■ Your instructions:
Transcribe the records below exactly as they appear, omitting any pictures.

■ Input material:
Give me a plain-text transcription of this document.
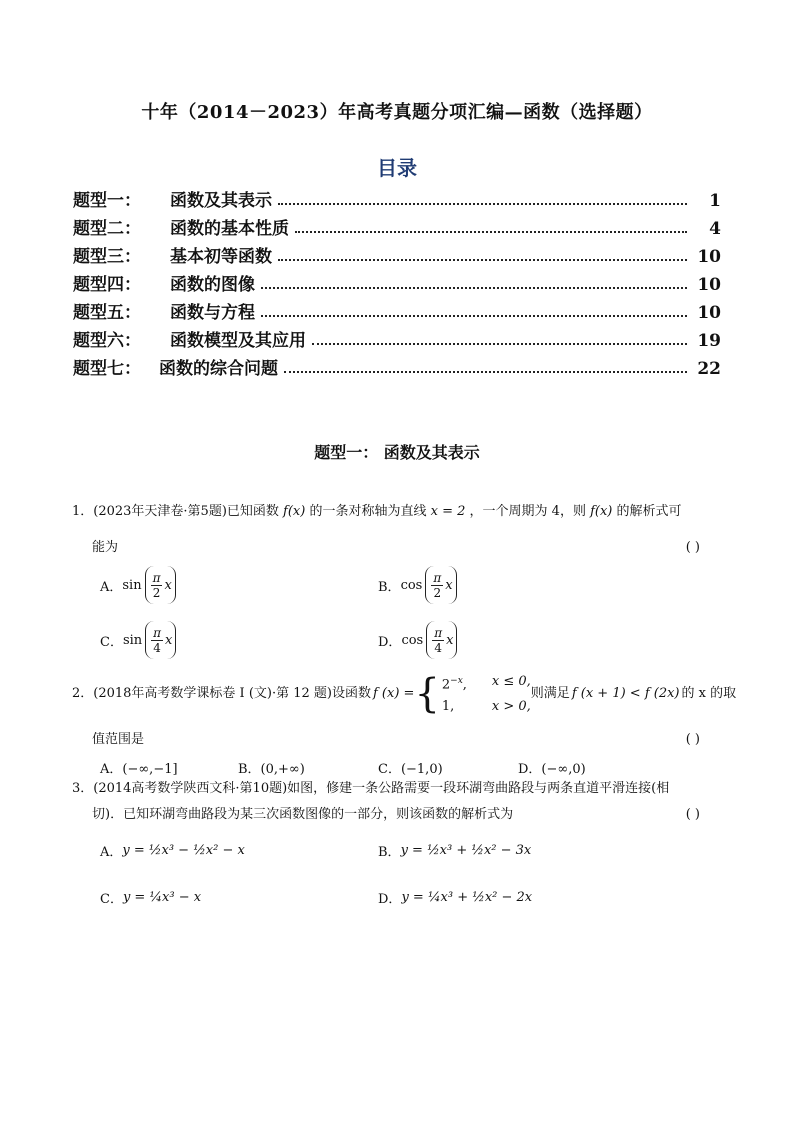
十年（2014－2023）年高考真题分项汇编—函数（选择题）
目录
题型一：	函数及其表示	1
题型二：	函数的基本性质	4
题型三：	基本初等函数	10
题型四：	函数的图像	10
题型五：	函数与方程	10
题型六：	函数模型及其应用	19
题型七：	函数的综合问题	22
题型一： 函数及其表示
1．(2023年天津卷·第5题)已知函数 f(x) 的一条对称轴为直线 x = 2 ，一个周期为 4，则 f(x) 的解析式可
能为	( )
A． $\sin \frac{\pi}{2}$ x	B． $\cos \frac{\pi}{2}$ x
C． $\sin \frac{\pi}{4}$ x	D． $\cos \frac{\pi}{4}$ x
2．(2018年高考数学课标卷 I (文)·第 12 题)设函数 f (x) = { $2^{-x}$,	x ≤ 0,
1,	x > 0,
则满足 f (x + 1) < f (2x) 的 x 的取
值范围是	( )
A．(−∞,−1]	B．(0,+∞)	C．(−1,0)	D．(−∞,0)
3．(2014高考数学陕西文科·第10题)如图，修建一条公路需要一段环湖弯曲路段与两条直道平滑连接(相
切)．已知环湖弯曲路段为某三次函数图像的一部分，则该函数的解析式为	( )
A． y = ½x³ − ½x² − x	B． y = ½x³ + ½x² − 3x
C． y = ¼x³ − x	D． y = ¼x³ + ½x² − 2x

■ Result of this exercise:
Give me a plain-text transcription of this document.
十年（2014－2023）年高考真题分项汇编—函数（选择题）
目录
题型一：	函数及其表示	1
题型二：	函数的基本性质	4
题型三：	基本初等函数	10
题型四：	函数的图像	10
题型五：	函数与方程	10
题型六：	函数模型及其应用	19
题型七：	函数的综合问题	22
题型一： 函数及其表示
1．(2023年天津卷·第5题)已知函数 f(x) 的一条对称轴为直线 x = 2 ，一个周期为 4，则 f(x) 的解析式可
能为	( )
A． $\sin \frac{\pi}{2}$ x	B． $\cos \frac{\pi}{2}$ x
C． $\sin \frac{\pi}{4}$ x	D． $\cos \frac{\pi}{4}$ x
2．(2018年高考数学课标卷 I (文)·第 12 题)设函数 f (x) = { $2^{-x}$,	x ≤ 0,
1,	x > 0,
则满足 f (x + 1) < f (2x) 的 x 的取
值范围是	( )
A．(−∞,−1]	B．(0,+∞)	C．(−1,0)	D．(−∞,0)
3．(2014高考数学陕西文科·第10题)如图，修建一条公路需要一段环湖弯曲路段与两条直道平滑连接(相
切)．已知环湖弯曲路段为某三次函数图像的一部分，则该函数的解析式为	( )
A． y = ½x³ − ½x² − x	B． y = ½x³ + ½x² − 3x
C． y = ¼x³ − x	D． y = ¼x³ + ½x² − 2x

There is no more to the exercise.